> [Listed entries]
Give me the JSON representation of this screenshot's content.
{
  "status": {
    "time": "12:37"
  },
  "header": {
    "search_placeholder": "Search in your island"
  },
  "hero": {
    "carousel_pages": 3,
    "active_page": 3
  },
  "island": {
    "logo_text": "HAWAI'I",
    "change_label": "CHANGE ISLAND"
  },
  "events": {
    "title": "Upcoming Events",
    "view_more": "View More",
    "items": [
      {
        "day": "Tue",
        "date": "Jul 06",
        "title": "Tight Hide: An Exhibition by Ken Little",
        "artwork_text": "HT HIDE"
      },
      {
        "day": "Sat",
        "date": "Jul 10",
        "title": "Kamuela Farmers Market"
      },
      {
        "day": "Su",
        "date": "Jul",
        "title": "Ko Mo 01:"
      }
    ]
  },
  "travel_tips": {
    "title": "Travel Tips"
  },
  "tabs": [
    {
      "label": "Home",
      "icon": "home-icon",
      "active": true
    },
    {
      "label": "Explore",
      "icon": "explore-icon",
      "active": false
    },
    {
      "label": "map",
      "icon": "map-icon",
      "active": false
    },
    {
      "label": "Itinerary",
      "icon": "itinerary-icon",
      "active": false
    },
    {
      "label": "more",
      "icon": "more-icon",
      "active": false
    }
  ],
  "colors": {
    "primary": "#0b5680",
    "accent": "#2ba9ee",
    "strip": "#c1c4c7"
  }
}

> [Do this] Exactly as they are written, print the entries again.

> [Exercise response]
Give me the JSON representation of this screenshot's content.
{
  "status": {
    "time": "12:37"
  },
  "header": {
    "search_placeholder": "Search in your island"
  },
  "hero": {
    "carousel_pages": 3,
    "active_page": 3
  },
  "island": {
    "logo_text": "HAWAI'I",
    "change_label": "CHANGE ISLAND"
  },
  "events": {
    "title": "Upcoming Events",
    "view_more": "View More",
    "items": [
      {
        "day": "Tue",
        "date": "Jul 06",
        "title": "Tight Hide: An Exhibition by Ken Little",
        "artwork_text": "HT HIDE"
      },
      {
        "day": "Sat",
        "date": "Jul 10",
        "title": "Kamuela Farmers Market"
      },
      {
        "day": "Su",
        "date": "Jul",
        "title": "Ko Mo 01:"
      }
    ]
  },
  "travel_tips": {
    "title": "Travel Tips"
  },
  "tabs": [
    {
      "label": "Home",
      "icon": "home-icon",
      "active": true
    },
    {
      "label": "Explore",
      "icon": "explore-icon",
      "active": false
    },
    {
      "label": "map",
      "icon": "map-icon",
      "active": false
    },
    {
      "label": "Itinerary",
      "icon": "itinerary-icon",
      "active": false
    },
    {
      "label": "more",
      "icon": "more-icon",
      "active": false
    }
  ],
  "colors": {
    "primary": "#0b5680",
    "accent": "#2ba9ee",
    "strip": "#c1c4c7"
  }
}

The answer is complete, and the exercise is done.